### TASK TO CARRY OUT
Output every entry exactly as written.

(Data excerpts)

-*-

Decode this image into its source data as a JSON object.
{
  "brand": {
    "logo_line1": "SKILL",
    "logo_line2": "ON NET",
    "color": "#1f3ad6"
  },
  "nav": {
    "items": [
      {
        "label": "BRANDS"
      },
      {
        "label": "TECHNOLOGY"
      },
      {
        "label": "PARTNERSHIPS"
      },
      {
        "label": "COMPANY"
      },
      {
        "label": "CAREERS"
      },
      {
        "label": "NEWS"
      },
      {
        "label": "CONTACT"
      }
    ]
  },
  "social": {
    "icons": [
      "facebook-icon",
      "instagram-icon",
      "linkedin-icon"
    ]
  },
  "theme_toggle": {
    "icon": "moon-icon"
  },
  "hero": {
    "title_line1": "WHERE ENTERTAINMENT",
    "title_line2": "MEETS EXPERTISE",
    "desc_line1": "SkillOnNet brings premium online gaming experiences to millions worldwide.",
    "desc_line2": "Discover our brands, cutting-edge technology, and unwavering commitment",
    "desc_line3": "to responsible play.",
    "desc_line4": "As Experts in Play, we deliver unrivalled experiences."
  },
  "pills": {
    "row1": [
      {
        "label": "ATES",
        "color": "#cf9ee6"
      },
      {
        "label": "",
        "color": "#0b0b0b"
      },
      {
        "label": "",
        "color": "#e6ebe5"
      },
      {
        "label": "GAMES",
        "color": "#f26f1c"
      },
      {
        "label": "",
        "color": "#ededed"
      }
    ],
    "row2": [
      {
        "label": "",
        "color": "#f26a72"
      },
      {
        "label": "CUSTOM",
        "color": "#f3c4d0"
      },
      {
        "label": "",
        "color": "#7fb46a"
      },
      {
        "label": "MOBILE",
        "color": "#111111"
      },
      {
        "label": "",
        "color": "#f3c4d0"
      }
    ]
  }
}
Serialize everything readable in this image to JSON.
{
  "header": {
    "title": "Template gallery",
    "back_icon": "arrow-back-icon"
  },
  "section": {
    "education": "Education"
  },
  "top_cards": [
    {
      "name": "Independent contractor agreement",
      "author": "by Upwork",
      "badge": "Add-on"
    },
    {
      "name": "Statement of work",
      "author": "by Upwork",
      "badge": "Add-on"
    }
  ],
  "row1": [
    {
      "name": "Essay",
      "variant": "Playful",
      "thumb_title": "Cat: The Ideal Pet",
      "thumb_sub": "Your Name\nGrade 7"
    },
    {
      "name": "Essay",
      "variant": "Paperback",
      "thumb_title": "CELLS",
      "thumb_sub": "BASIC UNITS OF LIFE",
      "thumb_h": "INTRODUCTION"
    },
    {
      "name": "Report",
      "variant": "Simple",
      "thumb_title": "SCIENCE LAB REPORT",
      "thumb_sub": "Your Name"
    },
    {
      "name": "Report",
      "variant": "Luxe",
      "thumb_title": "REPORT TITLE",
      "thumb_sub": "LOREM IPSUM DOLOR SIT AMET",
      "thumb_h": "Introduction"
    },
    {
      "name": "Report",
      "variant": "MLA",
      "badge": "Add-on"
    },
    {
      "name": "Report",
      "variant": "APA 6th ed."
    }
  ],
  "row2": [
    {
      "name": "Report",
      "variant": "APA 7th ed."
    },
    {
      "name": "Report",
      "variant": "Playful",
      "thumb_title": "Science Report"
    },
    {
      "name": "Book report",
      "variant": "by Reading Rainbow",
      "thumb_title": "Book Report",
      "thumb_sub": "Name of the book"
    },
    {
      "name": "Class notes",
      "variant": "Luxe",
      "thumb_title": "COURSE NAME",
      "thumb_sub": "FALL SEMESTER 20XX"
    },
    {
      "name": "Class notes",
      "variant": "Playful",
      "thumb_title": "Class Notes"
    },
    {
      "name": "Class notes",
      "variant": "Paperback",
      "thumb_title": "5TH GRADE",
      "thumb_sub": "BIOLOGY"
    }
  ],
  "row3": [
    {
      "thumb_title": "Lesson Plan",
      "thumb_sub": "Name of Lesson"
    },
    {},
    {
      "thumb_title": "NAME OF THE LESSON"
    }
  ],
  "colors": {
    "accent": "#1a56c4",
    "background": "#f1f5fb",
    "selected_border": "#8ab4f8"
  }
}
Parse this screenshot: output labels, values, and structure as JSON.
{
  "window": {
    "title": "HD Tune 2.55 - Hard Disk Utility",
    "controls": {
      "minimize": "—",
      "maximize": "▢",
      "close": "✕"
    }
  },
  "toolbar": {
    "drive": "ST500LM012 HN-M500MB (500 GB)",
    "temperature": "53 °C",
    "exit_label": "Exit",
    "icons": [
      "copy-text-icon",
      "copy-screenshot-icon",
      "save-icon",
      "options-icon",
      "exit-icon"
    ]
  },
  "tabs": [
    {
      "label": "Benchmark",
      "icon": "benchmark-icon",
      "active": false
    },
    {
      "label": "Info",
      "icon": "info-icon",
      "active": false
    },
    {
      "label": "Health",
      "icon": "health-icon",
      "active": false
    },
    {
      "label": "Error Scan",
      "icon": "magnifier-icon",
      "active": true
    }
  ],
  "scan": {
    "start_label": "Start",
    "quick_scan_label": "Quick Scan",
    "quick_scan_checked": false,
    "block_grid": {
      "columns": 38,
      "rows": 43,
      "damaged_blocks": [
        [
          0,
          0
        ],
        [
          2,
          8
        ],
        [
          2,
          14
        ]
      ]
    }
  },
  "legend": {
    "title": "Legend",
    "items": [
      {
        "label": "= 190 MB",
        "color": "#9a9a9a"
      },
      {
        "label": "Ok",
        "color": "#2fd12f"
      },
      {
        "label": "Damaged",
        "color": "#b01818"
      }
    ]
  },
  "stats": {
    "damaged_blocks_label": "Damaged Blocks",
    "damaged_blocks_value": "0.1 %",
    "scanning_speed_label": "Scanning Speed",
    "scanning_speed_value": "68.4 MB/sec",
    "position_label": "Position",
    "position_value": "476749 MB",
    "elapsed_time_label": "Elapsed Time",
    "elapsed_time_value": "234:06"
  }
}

-*-

### PROBLEM SOLUTION
Decode this image into its source data as a JSON object.
{
  "brand": {
    "logo_line1": "SKILL",
    "logo_line2": "ON NET",
    "color": "#1f3ad6"
  },
  "nav": {
    "items": [
      {
        "label": "BRANDS"
      },
      {
        "label": "TECHNOLOGY"
      },
      {
        "label": "PARTNERSHIPS"
      },
      {
        "label": "COMPANY"
      },
      {
        "label": "CAREERS"
      },
      {
        "label": "NEWS"
      },
      {
        "label": "CONTACT"
      }
    ]
  },
  "social": {
    "icons": [
      "facebook-icon",
      "instagram-icon",
      "linkedin-icon"
    ]
  },
  "theme_toggle": {
    "icon": "moon-icon"
  },
  "hero": {
    "title_line1": "WHERE ENTERTAINMENT",
    "title_line2": "MEETS EXPERTISE",
    "desc_line1": "SkillOnNet brings premium online gaming experiences to millions worldwide.",
    "desc_line2": "Discover our brands, cutting-edge technology, and unwavering commitment",
    "desc_line3": "to responsible play.",
    "desc_line4": "As Experts in Play, we deliver unrivalled experiences."
  },
  "pills": {
    "row1": [
      {
        "label": "ATES",
        "color": "#cf9ee6"
      },
      {
        "label": "",
        "color": "#0b0b0b"
      },
      {
        "label": "",
        "color": "#e6ebe5"
      },
      {
        "label": "GAMES",
        "color": "#f26f1c"
      },
      {
        "label": "",
        "color": "#ededed"
      }
    ],
    "row2": [
      {
        "label": "",
        "color": "#f26a72"
      },
      {
        "label": "CUSTOM",
        "color": "#f3c4d0"
      },
      {
        "label": "",
        "color": "#7fb46a"
      },
      {
        "label": "MOBILE",
        "color": "#111111"
      },
      {
        "label": "",
        "color": "#f3c4d0"
      }
    ]
  }
}
Serialize everything readable in this image to JSON.
{
  "header": {
    "title": "Template gallery",
    "back_icon": "arrow-back-icon"
  },
  "section": {
    "education": "Education"
  },
  "top_cards": [
    {
      "name": "Independent contractor agreement",
      "author": "by Upwork",
      "badge": "Add-on"
    },
    {
      "name": "Statement of work",
      "author": "by Upwork",
      "badge": "Add-on"
    }
  ],
  "row1": [
    {
      "name": "Essay",
      "variant": "Playful",
      "thumb_title": "Cat: The Ideal Pet",
      "thumb_sub": "Your Name\nGrade 7"
    },
    {
      "name": "Essay",
      "variant": "Paperback",
      "thumb_title": "CELLS",
      "thumb_sub": "BASIC UNITS OF LIFE",
      "thumb_h": "INTRODUCTION"
    },
    {
      "name": "Report",
      "variant": "Simple",
      "thumb_title": "SCIENCE LAB REPORT",
      "thumb_sub": "Your Name"
    },
    {
      "name": "Report",
      "variant": "Luxe",
      "thumb_title": "REPORT TITLE",
      "thumb_sub": "LOREM IPSUM DOLOR SIT AMET",
      "thumb_h": "Introduction"
    },
    {
      "name": "Report",
      "variant": "MLA",
      "badge": "Add-on"
    },
    {
      "name": "Report",
      "variant": "APA 6th ed."
    }
  ],
  "row2": [
    {
      "name": "Report",
      "variant": "APA 7th ed."
    },
    {
      "name": "Report",
      "variant": "Playful",
      "thumb_title": "Science Report"
    },
    {
      "name": "Book report",
      "variant": "by Reading Rainbow",
      "thumb_title": "Book Report",
      "thumb_sub": "Name of the book"
    },
    {
      "name": "Class notes",
      "variant": "Luxe",
      "thumb_title": "COURSE NAME",
      "thumb_sub": "FALL SEMESTER 20XX"
    },
    {
      "name": "Class notes",
      "variant": "Playful",
      "thumb_title": "Class Notes"
    },
    {
      "name": "Class notes",
      "variant": "Paperback",
      "thumb_title": "5TH GRADE",
      "thumb_sub": "BIOLOGY"
    }
  ],
  "row3": [
    {
      "thumb_title": "Lesson Plan",
      "thumb_sub": "Name of Lesson"
    },
    {},
    {
      "thumb_title": "NAME OF THE LESSON"
    }
  ],
  "colors": {
    "accent": "#1a56c4",
    "background": "#f1f5fb",
    "selected_border": "#8ab4f8"
  }
}
Parse this screenshot: output labels, values, and structure as JSON.
{
  "window": {
    "title": "HD Tune 2.55 - Hard Disk Utility",
    "controls": {
      "minimize": "—",
      "maximize": "▢",
      "close": "✕"
    }
  },
  "toolbar": {
    "drive": "ST500LM012 HN-M500MB (500 GB)",
    "temperature": "53 °C",
    "exit_label": "Exit",
    "icons": [
      "copy-text-icon",
      "copy-screenshot-icon",
      "save-icon",
      "options-icon",
      "exit-icon"
    ]
  },
  "tabs": [
    {
      "label": "Benchmark",
      "icon": "benchmark-icon",
      "active": false
    },
    {
      "label": "Info",
      "icon": "info-icon",
      "active": false
    },
    {
      "label": "Health",
      "icon": "health-icon",
      "active": false
    },
    {
      "label": "Error Scan",
      "icon": "magnifier-icon",
      "active": true
    }
  ],
  "scan": {
    "start_label": "Start",
    "quick_scan_label": "Quick Scan",
    "quick_scan_checked": false,
    "block_grid": {
      "columns": 38,
      "rows": 43,
      "damaged_blocks": [
        [
          0,
          0
        ],
        [
          2,
          8
        ],
        [
          2,
          14
        ]
      ]
    }
  },
  "legend": {
    "title": "Legend",
    "items": [
      {
        "label": "= 190 MB",
        "color": "#9a9a9a"
      },
      {
        "label": "Ok",
        "color": "#2fd12f"
      },
      {
        "label": "Damaged",
        "color": "#b01818"
      }
    ]
  },
  "stats": {
    "damaged_blocks_label": "Damaged Blocks",
    "damaged_blocks_value": "0.1 %",
    "scanning_speed_label": "Scanning Speed",
    "scanning_speed_value": "68.4 MB/sec",
    "position_label": "Position",
    "position_value": "476749 MB",
    "elapsed_time_label": "Elapsed Time",
    "elapsed_time_value": "234:06"
  }
}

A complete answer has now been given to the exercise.